Start of DATA LINES

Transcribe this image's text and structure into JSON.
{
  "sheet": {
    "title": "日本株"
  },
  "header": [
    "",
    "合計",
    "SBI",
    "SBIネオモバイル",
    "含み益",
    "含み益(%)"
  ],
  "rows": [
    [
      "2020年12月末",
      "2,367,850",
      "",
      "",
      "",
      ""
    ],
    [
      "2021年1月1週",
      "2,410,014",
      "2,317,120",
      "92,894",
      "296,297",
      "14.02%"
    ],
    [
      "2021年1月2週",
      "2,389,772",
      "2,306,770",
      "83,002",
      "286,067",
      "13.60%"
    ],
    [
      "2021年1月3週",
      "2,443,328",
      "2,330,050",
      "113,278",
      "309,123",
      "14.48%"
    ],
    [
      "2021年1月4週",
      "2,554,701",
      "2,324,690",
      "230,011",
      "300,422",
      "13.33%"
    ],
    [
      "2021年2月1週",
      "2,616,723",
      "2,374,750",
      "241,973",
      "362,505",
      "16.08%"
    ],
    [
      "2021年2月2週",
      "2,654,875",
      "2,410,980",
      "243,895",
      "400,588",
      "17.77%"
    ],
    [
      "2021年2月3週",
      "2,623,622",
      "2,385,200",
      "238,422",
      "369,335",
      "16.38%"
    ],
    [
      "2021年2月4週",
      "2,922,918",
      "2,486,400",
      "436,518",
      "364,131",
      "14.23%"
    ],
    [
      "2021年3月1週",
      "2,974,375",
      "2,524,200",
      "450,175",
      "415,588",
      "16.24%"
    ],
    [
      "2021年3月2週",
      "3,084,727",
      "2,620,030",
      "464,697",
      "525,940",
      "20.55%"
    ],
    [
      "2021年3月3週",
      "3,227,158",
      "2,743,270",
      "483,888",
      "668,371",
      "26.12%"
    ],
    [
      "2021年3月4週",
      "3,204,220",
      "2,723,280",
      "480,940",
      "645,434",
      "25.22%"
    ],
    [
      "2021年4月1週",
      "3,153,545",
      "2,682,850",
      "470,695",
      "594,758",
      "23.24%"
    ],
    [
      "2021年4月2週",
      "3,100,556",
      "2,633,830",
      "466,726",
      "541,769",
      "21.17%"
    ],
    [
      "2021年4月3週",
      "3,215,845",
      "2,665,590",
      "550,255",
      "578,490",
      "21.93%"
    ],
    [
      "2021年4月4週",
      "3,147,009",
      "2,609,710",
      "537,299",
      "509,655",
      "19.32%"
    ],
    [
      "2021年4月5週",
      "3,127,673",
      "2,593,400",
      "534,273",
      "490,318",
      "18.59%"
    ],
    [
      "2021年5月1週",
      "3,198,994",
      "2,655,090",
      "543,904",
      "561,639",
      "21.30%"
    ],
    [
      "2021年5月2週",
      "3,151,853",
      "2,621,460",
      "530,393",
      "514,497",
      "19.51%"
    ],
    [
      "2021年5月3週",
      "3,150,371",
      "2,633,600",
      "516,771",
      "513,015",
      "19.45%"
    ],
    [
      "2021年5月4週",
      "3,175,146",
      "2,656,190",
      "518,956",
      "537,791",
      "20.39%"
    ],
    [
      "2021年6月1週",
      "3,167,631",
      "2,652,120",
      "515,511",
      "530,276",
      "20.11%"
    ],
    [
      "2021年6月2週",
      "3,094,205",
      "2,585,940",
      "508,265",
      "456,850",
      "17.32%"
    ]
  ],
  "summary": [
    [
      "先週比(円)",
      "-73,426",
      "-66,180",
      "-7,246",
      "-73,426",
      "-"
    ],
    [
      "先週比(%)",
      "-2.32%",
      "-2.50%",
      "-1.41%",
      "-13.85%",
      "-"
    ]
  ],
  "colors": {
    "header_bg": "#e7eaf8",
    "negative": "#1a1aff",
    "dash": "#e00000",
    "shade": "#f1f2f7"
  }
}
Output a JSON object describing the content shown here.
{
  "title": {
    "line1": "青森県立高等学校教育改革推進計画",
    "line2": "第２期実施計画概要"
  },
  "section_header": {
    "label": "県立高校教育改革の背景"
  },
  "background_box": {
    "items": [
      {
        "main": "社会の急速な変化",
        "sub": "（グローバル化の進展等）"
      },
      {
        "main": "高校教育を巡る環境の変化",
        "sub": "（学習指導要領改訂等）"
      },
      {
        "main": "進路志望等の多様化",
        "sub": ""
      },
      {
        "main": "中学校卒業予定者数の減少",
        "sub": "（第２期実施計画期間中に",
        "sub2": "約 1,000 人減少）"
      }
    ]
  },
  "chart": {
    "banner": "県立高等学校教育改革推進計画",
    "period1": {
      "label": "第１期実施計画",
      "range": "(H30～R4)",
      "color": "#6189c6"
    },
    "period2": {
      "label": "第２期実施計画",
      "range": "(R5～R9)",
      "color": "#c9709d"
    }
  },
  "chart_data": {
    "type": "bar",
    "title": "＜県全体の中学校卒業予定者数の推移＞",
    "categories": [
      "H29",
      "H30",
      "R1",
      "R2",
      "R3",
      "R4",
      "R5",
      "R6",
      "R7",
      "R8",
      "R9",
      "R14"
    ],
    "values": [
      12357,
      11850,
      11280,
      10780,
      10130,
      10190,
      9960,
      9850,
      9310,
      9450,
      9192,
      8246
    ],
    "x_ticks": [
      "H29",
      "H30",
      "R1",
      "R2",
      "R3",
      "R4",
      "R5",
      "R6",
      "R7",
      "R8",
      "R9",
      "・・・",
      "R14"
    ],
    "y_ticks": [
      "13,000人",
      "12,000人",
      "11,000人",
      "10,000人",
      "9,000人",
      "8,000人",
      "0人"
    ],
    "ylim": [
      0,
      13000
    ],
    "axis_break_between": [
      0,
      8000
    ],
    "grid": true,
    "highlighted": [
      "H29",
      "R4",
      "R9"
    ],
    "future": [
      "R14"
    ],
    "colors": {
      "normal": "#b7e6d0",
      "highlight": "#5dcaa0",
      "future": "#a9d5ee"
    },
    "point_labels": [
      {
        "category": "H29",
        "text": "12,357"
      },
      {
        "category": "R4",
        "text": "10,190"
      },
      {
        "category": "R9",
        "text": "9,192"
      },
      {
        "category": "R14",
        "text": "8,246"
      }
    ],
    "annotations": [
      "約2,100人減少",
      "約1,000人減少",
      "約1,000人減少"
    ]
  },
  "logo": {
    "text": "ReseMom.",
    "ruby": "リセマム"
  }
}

End of DATA LINES

## [EXERCISE]
Go through the records and gather the lines that hold "category".

## [TASK RESULT]
        "category": "H29",
        "category": "R4",
        "category": "R9",
        "category": "R14",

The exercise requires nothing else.